Saved data entries
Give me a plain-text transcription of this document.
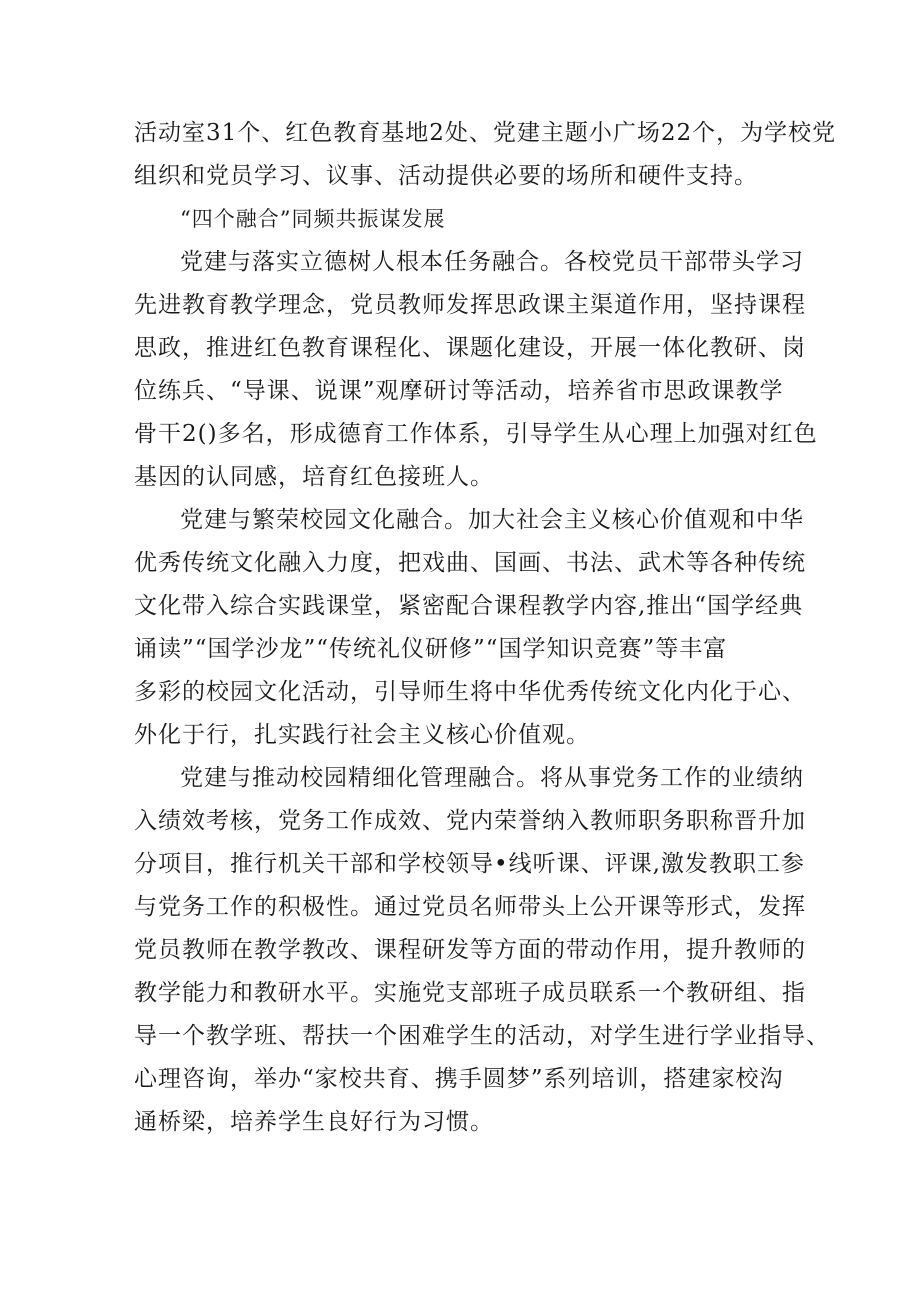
活动室31个、红色教育基地2处、党建主题小广场22个，为学校党
组织和党员学习、议事、活动提供必要的场所和硬件支持。
“四个融合”同频共振谋发展
党建与落实立德树人根本任务融合。各校党员干部带头学习
先进教育教学理念，党员教师发挥思政课主渠道作用，坚持课程
思政，推进红色教育课程化、课题化建设，开展一体化教研、岗
位练兵、“导课、说课”观摩研讨等活动，培养省市思政课教学
骨干2()多名，形成德育工作体系，引导学生从心理上加强对红色
基因的认同感，培育红色接班人。
党建与繁荣校园文化融合。加大社会主义核心价值观和中华
优秀传统文化融入力度，把戏曲、国画、书法、武术等各种传统
文化带入综合实践课堂，紧密配合课程教学内容,推出“国学经典
诵读”“国学沙龙”“传统礼仪研修”“国学知识竞赛”等丰富
多彩的校园文化活动，引导师生将中华优秀传统文化内化于心、
外化于行，扎实践行社会主义核心价值观。
党建与推动校园精细化管理融合。将从事党务工作的业绩纳
入绩效考核，党务工作成效、党内荣誉纳入教师职务职称晋升加
分项目，推行机关干部和学校领导•线听课、评课,激发教职工参
与党务工作的积极性。通过党员名师带头上公开课等形式，发挥
党员教师在教学教改、课程研发等方面的带动作用，提升教师的
教学能力和教研水平。实施党支部班子成员联系一个教研组、指
导一个教学班、帮扶一个困难学生的活动，对学生进行学业指导、
心理咨询，举办“家校共育、携手圆梦”系列培训，搭建家校沟
通桥梁，培养学生良好行为习惯。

» Written task: Write out the full listing verbatim, excluding its pictures.

» Exercise output:
Give me a plain-text transcription of this document.
活动室31个、红色教育基地2处、党建主题小广场22个，为学校党
组织和党员学习、议事、活动提供必要的场所和硬件支持。
“四个融合”同频共振谋发展
党建与落实立德树人根本任务融合。各校党员干部带头学习
先进教育教学理念，党员教师发挥思政课主渠道作用，坚持课程
思政，推进红色教育课程化、课题化建设，开展一体化教研、岗
位练兵、“导课、说课”观摩研讨等活动，培养省市思政课教学
骨干2()多名，形成德育工作体系，引导学生从心理上加强对红色
基因的认同感，培育红色接班人。
党建与繁荣校园文化融合。加大社会主义核心价值观和中华
优秀传统文化融入力度，把戏曲、国画、书法、武术等各种传统
文化带入综合实践课堂，紧密配合课程教学内容,推出“国学经典
诵读”“国学沙龙”“传统礼仪研修”“国学知识竞赛”等丰富
多彩的校园文化活动，引导师生将中华优秀传统文化内化于心、
外化于行，扎实践行社会主义核心价值观。
党建与推动校园精细化管理融合。将从事党务工作的业绩纳
入绩效考核，党务工作成效、党内荣誉纳入教师职务职称晋升加
分项目，推行机关干部和学校领导•线听课、评课,激发教职工参
与党务工作的积极性。通过党员名师带头上公开课等形式，发挥
党员教师在教学教改、课程研发等方面的带动作用，提升教师的
教学能力和教研水平。实施党支部班子成员联系一个教研组、指
导一个教学班、帮扶一个困难学生的活动，对学生进行学业指导、
心理咨询，举办“家校共育、携手圆梦”系列培训，搭建家校沟
通桥梁，培养学生良好行为习惯。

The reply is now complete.